[Start RECORDS FOR THE EXERCISE]

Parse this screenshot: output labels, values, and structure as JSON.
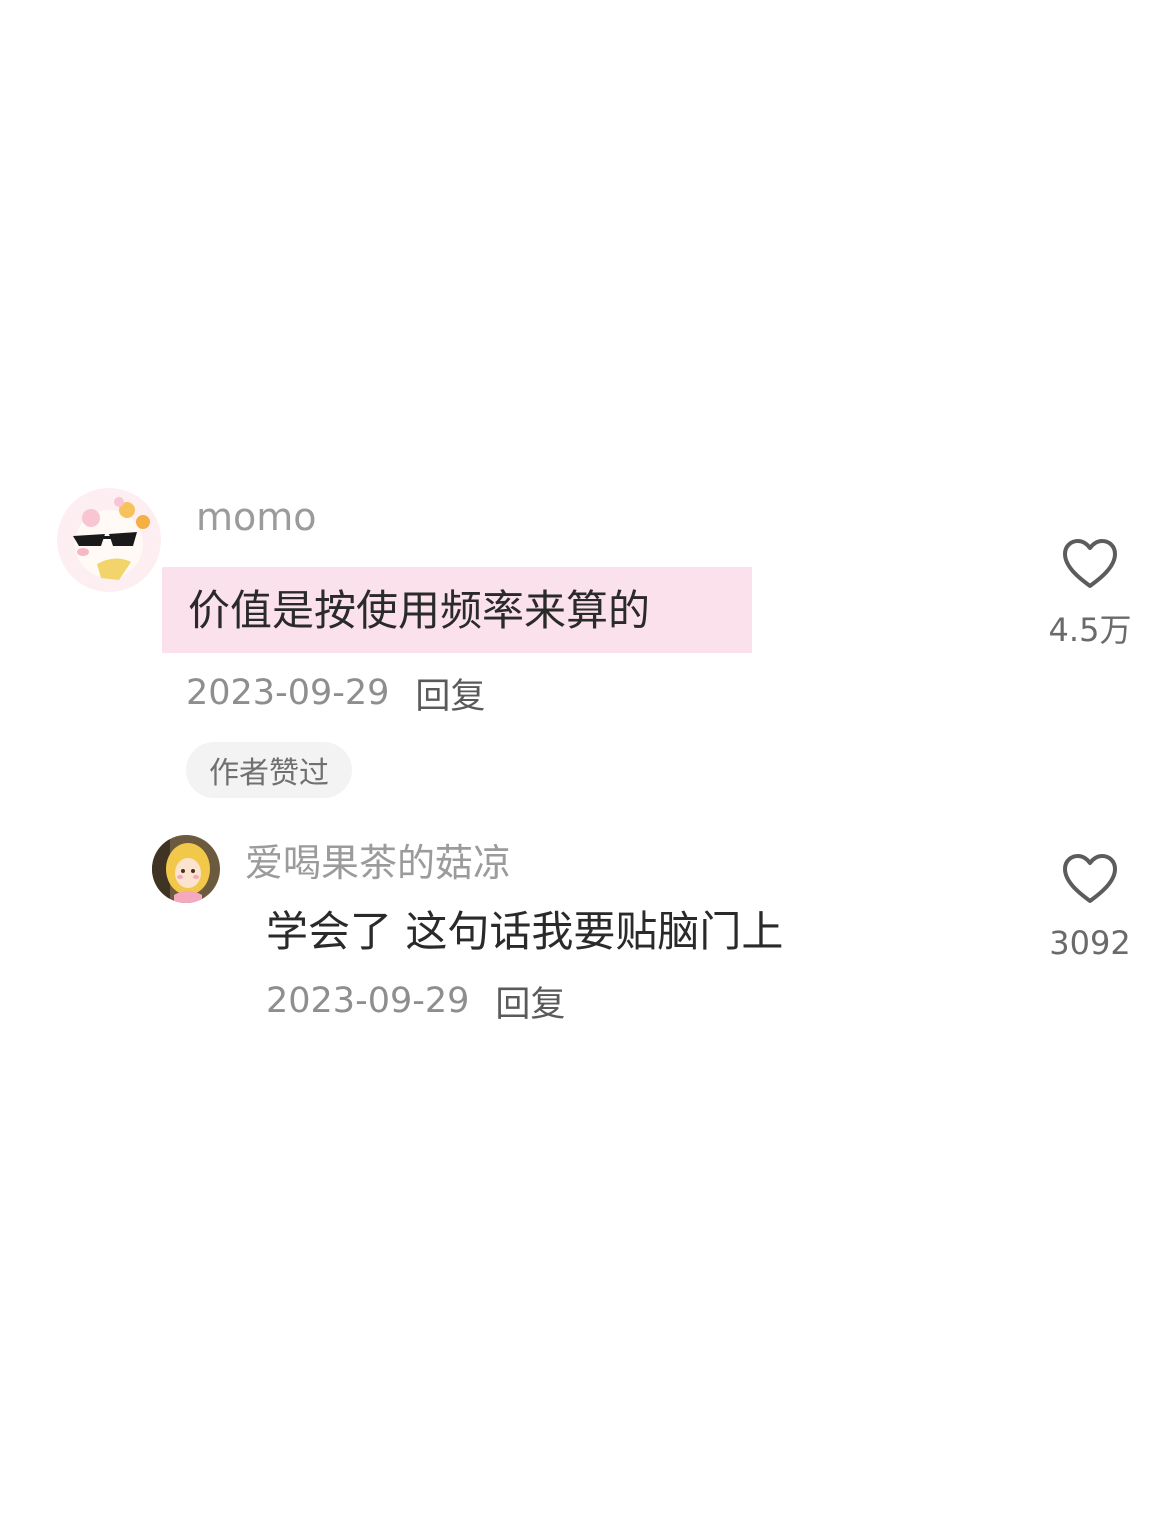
{
  "comments": [
    {
      "username": "momo",
      "text": "价值是按使用频率来算的",
      "date": "2023-09-29",
      "reply_label": "回复",
      "badge": "作者赞过",
      "likes": "4.5万",
      "avatar_icon": "sunglasses-character-avatar",
      "highlight_color": "#fbe1ec"
    },
    {
      "username": "爱喝果茶的菇凉",
      "text": "学会了 这句话我要贴脑门上",
      "date": "2023-09-29",
      "reply_label": "回复",
      "likes": "3092",
      "avatar_icon": "blonde-girl-avatar"
    }
  ],
  "icons": {
    "like": "heart-outline-icon"
  }
}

[End RECORDS FOR THE EXERCISE]

**JOB:** Give every line above again exactly, with no pictures.

**WRITTEN ANSWER:**
Parse this screenshot: output labels, values, and structure as JSON.
{
  "comments": [
    {
      "username": "momo",
      "text": "价值是按使用频率来算的",
      "date": "2023-09-29",
      "reply_label": "回复",
      "badge": "作者赞过",
      "likes": "4.5万",
      "avatar_icon": "sunglasses-character-avatar",
      "highlight_color": "#fbe1ec"
    },
    {
      "username": "爱喝果茶的菇凉",
      "text": "学会了 这句话我要贴脑门上",
      "date": "2023-09-29",
      "reply_label": "回复",
      "likes": "3092",
      "avatar_icon": "blonde-girl-avatar"
    }
  ],
  "icons": {
    "like": "heart-outline-icon"
  }
}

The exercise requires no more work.